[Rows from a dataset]

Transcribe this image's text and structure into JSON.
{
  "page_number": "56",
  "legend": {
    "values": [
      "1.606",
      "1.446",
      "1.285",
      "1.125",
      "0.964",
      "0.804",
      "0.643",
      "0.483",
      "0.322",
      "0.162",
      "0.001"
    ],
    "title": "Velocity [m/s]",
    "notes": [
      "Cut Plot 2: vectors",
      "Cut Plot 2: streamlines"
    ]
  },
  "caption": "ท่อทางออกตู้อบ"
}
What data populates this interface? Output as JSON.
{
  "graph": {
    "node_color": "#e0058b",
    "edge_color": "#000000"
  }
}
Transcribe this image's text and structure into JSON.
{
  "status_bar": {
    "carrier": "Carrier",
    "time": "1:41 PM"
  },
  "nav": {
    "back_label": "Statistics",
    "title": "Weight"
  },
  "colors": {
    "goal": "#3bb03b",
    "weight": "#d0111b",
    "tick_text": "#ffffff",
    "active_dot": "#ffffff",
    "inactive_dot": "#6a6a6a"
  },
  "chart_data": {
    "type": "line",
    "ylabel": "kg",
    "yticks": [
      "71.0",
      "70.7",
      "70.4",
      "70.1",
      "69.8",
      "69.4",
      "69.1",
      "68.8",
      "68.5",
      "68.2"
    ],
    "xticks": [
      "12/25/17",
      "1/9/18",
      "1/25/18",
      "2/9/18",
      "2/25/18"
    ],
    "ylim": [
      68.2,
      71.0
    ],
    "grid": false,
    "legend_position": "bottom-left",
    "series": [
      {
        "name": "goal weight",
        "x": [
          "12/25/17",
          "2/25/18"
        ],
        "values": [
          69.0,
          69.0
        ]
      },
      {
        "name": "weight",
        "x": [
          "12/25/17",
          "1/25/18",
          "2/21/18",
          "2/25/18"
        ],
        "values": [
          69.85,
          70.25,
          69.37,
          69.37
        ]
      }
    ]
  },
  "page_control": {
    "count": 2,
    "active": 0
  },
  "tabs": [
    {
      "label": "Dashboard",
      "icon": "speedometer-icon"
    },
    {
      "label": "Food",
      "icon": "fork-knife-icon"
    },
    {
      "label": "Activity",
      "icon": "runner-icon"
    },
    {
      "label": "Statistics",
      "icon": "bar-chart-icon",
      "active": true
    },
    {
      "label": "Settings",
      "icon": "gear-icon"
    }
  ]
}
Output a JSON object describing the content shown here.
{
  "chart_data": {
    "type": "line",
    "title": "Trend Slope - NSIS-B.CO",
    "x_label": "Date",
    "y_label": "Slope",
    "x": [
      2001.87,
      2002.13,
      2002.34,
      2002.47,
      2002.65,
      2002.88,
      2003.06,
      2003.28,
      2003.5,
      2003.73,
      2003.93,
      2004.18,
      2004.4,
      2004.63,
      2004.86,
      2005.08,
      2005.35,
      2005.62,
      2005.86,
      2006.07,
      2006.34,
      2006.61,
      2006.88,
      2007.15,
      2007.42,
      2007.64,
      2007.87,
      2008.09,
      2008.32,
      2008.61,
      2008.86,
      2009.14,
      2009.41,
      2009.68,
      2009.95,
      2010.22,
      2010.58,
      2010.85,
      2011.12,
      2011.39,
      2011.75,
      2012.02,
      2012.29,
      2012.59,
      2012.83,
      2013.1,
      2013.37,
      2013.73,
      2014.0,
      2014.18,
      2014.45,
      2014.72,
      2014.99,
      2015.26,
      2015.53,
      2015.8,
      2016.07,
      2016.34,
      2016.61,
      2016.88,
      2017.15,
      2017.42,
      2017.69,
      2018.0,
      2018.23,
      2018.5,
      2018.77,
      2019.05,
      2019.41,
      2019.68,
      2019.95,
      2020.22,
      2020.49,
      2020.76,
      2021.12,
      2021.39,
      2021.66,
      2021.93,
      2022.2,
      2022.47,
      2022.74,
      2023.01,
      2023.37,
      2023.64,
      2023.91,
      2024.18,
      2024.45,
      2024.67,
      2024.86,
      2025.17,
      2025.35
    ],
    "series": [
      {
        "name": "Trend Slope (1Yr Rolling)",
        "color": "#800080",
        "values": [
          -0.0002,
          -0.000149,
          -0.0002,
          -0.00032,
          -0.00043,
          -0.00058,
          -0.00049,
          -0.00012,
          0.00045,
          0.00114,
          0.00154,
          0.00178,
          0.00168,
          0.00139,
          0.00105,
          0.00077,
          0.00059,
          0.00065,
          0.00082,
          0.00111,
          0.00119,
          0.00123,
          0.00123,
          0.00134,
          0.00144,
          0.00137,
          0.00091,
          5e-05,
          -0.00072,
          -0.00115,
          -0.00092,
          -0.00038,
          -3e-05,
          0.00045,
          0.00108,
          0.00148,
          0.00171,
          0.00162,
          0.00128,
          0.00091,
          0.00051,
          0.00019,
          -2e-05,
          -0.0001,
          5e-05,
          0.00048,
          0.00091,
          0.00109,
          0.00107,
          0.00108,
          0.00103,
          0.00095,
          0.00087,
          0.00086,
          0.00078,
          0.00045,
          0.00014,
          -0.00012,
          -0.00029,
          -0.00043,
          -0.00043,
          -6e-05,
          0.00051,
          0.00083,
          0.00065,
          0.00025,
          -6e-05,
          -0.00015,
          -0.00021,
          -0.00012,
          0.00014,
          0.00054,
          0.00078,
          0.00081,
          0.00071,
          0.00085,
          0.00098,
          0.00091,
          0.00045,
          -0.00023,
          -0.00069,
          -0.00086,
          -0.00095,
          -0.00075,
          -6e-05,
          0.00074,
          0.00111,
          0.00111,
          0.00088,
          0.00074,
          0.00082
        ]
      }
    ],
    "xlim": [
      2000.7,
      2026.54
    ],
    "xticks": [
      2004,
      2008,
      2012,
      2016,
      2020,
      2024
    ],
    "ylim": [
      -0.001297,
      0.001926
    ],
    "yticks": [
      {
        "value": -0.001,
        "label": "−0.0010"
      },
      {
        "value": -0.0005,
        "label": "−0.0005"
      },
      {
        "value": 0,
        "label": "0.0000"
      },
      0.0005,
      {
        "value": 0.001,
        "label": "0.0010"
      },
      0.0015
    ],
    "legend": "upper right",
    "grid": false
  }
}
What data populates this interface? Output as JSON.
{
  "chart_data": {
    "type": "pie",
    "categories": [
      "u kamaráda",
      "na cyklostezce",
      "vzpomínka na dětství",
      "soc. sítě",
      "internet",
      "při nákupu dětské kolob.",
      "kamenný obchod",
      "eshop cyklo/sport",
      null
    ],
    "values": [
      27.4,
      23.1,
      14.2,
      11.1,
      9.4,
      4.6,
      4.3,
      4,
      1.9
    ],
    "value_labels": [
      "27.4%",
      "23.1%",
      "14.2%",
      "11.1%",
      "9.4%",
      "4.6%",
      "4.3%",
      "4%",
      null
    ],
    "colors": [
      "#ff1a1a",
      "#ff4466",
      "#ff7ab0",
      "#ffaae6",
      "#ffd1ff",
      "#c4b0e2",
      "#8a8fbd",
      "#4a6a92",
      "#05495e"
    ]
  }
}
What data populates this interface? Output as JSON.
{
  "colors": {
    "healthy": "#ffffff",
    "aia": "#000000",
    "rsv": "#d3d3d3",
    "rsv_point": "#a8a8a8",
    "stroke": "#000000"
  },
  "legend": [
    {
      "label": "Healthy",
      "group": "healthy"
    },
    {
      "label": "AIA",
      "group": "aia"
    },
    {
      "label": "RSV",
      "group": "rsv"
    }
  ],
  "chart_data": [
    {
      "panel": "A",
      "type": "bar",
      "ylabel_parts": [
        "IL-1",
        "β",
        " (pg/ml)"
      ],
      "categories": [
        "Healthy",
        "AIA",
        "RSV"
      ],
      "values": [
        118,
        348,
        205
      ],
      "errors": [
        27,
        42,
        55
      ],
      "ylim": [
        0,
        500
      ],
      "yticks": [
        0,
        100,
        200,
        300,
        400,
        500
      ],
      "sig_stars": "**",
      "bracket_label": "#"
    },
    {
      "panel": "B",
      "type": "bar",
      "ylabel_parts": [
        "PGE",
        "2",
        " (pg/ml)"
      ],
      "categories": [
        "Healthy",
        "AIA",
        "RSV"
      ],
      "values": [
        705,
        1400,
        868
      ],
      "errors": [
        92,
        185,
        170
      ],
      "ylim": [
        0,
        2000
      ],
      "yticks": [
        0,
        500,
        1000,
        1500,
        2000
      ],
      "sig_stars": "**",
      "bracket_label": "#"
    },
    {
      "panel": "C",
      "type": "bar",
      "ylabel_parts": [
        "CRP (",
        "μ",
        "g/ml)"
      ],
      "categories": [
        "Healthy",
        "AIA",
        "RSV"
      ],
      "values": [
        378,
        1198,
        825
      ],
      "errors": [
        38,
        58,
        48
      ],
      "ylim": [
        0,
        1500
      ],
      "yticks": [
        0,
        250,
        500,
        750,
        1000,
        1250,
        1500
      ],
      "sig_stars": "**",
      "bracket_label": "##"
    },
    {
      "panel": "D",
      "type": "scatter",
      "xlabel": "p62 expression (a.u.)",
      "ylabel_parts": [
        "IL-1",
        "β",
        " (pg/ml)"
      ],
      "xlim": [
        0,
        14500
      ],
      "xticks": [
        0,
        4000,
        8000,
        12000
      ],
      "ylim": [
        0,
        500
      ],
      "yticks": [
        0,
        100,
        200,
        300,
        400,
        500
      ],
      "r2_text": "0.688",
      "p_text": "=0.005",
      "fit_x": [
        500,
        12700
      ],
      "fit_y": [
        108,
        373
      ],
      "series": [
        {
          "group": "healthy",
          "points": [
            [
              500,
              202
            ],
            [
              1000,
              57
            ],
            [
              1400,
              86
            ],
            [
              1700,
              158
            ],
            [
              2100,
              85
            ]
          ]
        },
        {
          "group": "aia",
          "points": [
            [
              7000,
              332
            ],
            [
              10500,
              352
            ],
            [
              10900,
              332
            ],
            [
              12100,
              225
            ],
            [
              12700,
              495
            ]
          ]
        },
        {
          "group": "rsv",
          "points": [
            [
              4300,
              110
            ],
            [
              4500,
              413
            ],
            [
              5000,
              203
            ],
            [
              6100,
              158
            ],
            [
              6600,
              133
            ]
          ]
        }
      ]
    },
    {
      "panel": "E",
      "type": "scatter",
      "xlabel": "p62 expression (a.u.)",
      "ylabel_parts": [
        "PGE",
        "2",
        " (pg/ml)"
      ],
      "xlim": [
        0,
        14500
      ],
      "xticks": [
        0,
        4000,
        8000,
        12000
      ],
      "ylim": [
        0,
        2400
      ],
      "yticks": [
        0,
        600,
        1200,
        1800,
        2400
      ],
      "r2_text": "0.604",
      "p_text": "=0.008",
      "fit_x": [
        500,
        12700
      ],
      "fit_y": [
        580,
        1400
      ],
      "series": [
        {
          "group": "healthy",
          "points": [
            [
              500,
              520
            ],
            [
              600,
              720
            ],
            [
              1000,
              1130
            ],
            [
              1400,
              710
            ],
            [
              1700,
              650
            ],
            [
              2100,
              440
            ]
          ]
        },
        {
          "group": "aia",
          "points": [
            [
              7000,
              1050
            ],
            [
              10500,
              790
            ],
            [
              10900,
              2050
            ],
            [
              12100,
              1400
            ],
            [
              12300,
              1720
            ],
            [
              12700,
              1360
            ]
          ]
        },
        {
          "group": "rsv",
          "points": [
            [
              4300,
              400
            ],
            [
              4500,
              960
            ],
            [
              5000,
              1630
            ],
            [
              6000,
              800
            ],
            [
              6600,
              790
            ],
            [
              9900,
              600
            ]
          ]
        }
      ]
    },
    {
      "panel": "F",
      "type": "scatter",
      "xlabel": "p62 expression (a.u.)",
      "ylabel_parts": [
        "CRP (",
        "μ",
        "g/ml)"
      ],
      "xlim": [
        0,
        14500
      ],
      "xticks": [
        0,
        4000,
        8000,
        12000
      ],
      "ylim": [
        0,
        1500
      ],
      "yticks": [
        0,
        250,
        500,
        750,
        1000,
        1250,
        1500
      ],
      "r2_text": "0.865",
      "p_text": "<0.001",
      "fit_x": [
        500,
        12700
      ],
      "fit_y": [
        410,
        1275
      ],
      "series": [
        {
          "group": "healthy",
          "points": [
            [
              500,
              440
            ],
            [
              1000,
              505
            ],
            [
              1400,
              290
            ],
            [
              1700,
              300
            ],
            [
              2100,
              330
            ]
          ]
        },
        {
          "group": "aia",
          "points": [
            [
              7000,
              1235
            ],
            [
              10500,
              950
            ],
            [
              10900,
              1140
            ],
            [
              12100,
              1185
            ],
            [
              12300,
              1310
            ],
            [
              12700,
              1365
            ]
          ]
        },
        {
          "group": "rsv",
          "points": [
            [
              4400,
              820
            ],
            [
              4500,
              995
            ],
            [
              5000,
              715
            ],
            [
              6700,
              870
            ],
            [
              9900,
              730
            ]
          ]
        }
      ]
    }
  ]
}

WRITTEN TASK ▸
Show every line that contains the word "Statistics".

EXERCISE RESULT ▸
    "back_label": "Statistics",
      "label": "Statistics",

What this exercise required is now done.